==== GIVEN RECORDS

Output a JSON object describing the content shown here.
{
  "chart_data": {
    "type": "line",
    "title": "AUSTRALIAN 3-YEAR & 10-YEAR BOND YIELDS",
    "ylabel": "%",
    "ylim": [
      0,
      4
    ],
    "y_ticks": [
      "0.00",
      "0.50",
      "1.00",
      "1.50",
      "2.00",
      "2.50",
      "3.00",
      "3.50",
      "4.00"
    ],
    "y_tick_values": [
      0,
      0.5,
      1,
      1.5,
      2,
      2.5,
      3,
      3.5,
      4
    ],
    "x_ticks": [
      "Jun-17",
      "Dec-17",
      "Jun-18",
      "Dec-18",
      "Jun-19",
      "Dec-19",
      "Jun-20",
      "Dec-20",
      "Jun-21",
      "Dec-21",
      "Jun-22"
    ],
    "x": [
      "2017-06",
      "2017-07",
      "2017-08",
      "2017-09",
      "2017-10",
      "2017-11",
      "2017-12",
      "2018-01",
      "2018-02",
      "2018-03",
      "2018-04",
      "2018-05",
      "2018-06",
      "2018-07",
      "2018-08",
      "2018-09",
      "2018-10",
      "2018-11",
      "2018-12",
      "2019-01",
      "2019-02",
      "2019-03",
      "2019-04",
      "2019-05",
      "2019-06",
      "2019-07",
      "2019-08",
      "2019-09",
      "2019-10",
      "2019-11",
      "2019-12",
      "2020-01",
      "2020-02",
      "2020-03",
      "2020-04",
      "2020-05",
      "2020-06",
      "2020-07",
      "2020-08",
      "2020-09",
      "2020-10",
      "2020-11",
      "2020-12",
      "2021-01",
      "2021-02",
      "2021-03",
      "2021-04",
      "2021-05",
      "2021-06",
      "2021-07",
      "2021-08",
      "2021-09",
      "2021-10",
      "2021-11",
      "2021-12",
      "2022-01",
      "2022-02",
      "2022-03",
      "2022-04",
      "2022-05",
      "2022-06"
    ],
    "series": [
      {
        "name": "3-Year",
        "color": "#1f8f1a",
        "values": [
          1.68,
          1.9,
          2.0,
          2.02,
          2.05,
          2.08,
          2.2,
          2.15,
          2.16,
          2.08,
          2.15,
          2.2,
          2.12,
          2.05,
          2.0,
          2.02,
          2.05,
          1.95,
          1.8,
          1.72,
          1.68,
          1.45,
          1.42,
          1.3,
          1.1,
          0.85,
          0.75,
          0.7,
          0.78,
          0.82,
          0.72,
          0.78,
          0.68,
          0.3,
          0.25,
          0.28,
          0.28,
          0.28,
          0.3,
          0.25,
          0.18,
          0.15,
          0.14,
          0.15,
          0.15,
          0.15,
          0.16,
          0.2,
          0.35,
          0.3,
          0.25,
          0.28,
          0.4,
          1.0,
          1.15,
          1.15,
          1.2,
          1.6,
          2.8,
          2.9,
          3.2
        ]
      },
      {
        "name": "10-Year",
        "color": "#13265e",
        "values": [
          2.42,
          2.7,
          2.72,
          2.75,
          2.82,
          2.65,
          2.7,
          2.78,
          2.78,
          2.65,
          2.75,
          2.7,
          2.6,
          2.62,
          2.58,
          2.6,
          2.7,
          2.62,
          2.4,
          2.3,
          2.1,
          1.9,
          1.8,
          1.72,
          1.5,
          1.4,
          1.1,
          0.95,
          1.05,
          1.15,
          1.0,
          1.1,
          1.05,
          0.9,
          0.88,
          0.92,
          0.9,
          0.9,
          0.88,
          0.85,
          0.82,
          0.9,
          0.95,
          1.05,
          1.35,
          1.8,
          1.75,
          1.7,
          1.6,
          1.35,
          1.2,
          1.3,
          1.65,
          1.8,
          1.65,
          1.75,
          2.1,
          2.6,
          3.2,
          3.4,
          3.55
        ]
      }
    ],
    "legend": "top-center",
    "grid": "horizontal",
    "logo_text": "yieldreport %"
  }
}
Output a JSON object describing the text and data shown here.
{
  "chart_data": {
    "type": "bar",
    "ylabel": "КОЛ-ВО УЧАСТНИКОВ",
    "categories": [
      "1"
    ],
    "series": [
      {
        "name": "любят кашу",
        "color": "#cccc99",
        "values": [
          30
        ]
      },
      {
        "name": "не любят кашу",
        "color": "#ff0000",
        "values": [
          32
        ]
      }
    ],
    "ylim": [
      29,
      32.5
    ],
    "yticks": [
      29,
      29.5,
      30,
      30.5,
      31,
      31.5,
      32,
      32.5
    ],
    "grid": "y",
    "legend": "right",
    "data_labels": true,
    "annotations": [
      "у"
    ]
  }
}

========

Of all the lines in the listing above, how many include "name"? Write only the number.

4